Recorded data:
━━━━

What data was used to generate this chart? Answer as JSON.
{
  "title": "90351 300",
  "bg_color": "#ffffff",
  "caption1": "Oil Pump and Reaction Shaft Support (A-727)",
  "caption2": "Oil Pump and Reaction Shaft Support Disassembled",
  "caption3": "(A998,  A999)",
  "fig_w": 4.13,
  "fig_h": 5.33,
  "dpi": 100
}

━━━━

Every record above should be copied exactly.

• Task answer
What data was used to generate this chart? Answer as JSON.
{
  "title": "90351 300",
  "bg_color": "#ffffff",
  "caption1": "Oil Pump and Reaction Shaft Support (A-727)",
  "caption2": "Oil Pump and Reaction Shaft Support Disassembled",
  "caption3": "(A998,  A999)",
  "fig_w": 4.13,
  "fig_h": 5.33,
  "dpi": 100
}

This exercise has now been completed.